Si hablamos de gallinas, la ecuación tiende a varios múltiplos: no es que vuelen poco, es que no saben volar, o no pueden porque son malditas por las leyes de la evolución; y cuando agitan las alas remueven el fondo orgánico excremencial de los gallineros. También por ese emotivo les tenía fobia Harry Angel, protagonista de la obra grande de Alan Parker, El corazón del ángel. Claro que los filósofos Anaxímenes y Louis Cyphre atribuían a las gallinas una capacidad o virtud casi sagrada: poner huevos; pues es sabido que el huevo se muestra depositario del aliento espiritual eterno, como la cuna del alma. El huevo y la eternidad fueron al mismo tiempo y desde luego muchísimo antes que las gallinas. Así es, o mejor dicho: así era.
De Torrevieja y sus gallinas se ha hablado poco a pesar del título de este artículo; y poco se va a hablar, aun en redomado conflicto con dicho título. Qué decir más que lo obvio: que durante las pandemia del covid y sus confinamientos mucha gente tuvo la idea de instalar gallineros en sus domicilios, en patios, terrazas y antiguos corrales; una idea razonable que evocaba a La Habana en tiempos del «período especial», o sea: los del hambre y el abandono por el Estado, como es costumbre, sobre todo si quien manda nos invita a comer igualdad y beber agua del grifo mezclada con néctar de progresismo. Total, que aquellos previsores convertidos o retornados al oficio de granjeros, con el paso del tiempo dieron de bruces contra las regulaciones del Gran Unicornio: bienestar animal, producción agropecuaria, normas tributarias… De cada huevo que ponían sus gallinas, la yema era para hacienda; si se despistaban o, peor aún, escondían algún huevo en el doblado de la pollerita, multa. Resultado: suelta generalizada de gallinas y que ellas mismas se buscasen la vida, la comida y el estar. Y a otra cosa.
Y esa es la razón por la que ahora, en Torrevieja, corretean —ya que no vuelan—, cientos y muchos cientos de gallinas sin dueño y de gallos sin censura ni biblia que les frene su obsesión por cubrir a las hembras de su especie. Como la ley de bienestar animal ha impedido hasta ahora darles caza y erradicarlas del entorno, y lo que rondará el asunto, en poco tiempo este bonito municipio mediterráneo será al paraíso de los plumíferos involantes. Mira, por lo menos alguien está a gusto en España, sin rendir cuentas a nadie, sin que nadie les moleste y poniendo el huevo donde les da la gana. Al final, por lo raras que son las cosas y tal como va la patria, la suerte de la gallina fea los humanos la desean.

--- MATERIAL MOSTRADO ---
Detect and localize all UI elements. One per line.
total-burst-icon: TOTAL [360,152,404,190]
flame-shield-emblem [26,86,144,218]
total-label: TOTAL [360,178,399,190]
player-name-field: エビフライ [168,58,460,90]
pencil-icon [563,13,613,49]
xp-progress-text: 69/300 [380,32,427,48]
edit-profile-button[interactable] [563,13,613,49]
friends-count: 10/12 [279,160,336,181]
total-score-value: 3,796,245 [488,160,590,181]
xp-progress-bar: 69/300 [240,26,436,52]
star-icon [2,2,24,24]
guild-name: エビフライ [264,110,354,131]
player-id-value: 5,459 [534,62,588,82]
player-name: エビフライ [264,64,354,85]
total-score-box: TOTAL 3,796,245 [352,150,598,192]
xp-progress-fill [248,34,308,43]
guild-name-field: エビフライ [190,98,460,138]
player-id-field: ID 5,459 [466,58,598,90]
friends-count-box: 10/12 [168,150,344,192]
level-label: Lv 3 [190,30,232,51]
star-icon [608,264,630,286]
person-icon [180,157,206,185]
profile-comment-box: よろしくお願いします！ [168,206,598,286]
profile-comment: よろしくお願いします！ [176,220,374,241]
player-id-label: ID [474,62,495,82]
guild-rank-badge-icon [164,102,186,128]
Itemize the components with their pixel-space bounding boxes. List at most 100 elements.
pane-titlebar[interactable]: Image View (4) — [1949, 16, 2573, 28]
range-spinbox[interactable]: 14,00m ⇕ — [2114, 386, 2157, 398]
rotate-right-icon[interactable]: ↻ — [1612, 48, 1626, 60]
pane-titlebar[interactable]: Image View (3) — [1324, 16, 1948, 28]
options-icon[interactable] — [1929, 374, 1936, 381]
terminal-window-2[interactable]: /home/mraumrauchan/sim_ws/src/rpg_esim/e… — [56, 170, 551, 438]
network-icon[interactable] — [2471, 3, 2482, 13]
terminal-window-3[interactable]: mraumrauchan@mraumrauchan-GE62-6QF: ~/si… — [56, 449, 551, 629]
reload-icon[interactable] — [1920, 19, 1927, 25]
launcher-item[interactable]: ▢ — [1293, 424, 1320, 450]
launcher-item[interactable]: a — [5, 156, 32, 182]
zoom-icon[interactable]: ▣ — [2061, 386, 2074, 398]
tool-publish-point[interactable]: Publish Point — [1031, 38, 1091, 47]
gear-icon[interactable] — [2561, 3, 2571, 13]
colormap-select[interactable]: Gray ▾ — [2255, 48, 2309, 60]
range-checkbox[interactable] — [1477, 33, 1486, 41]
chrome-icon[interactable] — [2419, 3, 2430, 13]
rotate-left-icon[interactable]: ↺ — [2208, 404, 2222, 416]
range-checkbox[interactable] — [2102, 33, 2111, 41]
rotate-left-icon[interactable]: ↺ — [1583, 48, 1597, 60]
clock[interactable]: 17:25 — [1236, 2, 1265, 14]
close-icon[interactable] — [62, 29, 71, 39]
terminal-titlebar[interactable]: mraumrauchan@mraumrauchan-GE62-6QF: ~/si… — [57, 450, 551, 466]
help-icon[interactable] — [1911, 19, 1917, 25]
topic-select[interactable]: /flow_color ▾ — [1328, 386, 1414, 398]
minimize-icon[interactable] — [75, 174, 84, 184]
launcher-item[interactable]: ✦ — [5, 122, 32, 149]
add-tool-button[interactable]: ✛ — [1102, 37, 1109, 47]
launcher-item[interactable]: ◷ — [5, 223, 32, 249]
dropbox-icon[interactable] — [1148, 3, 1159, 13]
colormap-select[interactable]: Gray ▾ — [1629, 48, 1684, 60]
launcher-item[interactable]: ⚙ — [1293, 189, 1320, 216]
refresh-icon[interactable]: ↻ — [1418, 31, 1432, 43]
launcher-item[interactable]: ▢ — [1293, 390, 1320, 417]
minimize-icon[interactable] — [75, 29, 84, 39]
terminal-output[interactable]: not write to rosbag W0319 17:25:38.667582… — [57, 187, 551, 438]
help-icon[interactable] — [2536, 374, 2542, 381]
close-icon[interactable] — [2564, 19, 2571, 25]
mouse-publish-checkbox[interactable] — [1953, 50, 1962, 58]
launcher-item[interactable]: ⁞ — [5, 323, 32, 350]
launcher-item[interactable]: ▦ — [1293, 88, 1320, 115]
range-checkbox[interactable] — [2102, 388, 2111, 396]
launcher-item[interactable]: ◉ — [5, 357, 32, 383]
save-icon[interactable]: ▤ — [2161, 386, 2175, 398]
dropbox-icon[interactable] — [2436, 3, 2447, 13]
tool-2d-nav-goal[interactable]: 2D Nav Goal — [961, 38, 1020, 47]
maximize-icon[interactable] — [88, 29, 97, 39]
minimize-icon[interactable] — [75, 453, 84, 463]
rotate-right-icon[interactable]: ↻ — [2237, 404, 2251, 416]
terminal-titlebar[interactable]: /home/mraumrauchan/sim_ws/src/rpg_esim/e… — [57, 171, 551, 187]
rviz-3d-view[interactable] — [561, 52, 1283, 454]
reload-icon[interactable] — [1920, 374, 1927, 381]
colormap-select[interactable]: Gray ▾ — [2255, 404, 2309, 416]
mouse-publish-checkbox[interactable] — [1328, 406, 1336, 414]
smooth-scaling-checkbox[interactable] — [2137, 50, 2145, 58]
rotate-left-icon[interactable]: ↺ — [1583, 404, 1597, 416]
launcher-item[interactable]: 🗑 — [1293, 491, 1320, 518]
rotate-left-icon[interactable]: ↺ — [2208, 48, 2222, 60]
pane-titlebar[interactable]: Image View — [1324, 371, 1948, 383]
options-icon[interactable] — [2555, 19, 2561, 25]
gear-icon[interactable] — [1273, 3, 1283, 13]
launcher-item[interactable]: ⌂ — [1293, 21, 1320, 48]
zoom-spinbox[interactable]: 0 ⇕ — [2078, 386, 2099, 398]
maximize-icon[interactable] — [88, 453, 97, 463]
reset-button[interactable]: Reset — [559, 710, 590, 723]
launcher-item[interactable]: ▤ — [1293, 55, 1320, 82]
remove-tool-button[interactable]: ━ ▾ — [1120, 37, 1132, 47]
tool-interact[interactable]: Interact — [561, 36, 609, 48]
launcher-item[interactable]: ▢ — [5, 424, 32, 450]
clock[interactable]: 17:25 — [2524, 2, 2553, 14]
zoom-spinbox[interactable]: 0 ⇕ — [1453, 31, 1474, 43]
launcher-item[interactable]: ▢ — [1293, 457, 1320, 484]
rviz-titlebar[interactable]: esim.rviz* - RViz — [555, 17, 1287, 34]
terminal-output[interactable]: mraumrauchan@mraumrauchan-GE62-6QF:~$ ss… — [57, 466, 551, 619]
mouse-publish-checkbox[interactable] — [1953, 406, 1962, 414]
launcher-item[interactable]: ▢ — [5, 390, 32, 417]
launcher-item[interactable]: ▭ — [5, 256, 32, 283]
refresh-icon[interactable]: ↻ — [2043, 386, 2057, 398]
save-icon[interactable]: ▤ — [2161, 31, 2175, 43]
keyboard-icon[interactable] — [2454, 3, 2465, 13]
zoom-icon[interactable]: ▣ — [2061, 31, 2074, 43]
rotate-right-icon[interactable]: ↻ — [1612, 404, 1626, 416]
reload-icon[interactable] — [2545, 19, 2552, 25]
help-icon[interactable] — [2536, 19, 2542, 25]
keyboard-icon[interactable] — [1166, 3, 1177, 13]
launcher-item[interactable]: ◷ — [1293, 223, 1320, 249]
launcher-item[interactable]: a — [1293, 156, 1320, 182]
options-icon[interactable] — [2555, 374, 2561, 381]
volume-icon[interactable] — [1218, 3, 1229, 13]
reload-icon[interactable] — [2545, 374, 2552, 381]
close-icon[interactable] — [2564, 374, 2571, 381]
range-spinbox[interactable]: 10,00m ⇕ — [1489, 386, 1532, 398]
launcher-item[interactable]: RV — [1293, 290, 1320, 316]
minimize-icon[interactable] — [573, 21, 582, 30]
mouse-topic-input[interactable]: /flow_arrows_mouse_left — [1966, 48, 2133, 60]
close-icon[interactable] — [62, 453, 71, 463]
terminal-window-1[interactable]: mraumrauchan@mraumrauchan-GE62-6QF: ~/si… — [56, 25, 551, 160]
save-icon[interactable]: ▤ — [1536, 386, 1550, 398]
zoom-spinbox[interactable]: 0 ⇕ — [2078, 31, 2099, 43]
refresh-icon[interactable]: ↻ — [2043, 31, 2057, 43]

--- PROBLEMA A RESOLVER ---
Por favor, transcribe del texto sobre las gallinas de Torrevieja el pasaje que empieza en las palabras "Si hablamos de" y termina después de "dicho: así era.".

--- RESPUESTA ESCRITA ---
Si hablamos de gallinas, la ecuación tiende a varios múltiplos: no es que vuelen poco, es que no saben volar, o no pueden porque son malditas por las leyes de la evolución; y cuando agitan las alas remueven el fondo orgánico excremencial de los gallineros. También por ese emotivo les tenía fobia Harry Angel, protagonista de la obra grande de Alan Parker, El corazón del ángel. Claro que los filósofos Anaxímenes y Louis Cyphre atribuían a las gallinas una capacidad o virtud casi sagrada: poner huevos; pues es sabido que el huevo se muestra depositario del aliento espiritual eterno, como la cuna del alma. El huevo y la eternidad fueron al mismo tiempo y desde luego muchísimo antes que las gallinas. Así es, o mejor dicho: así era.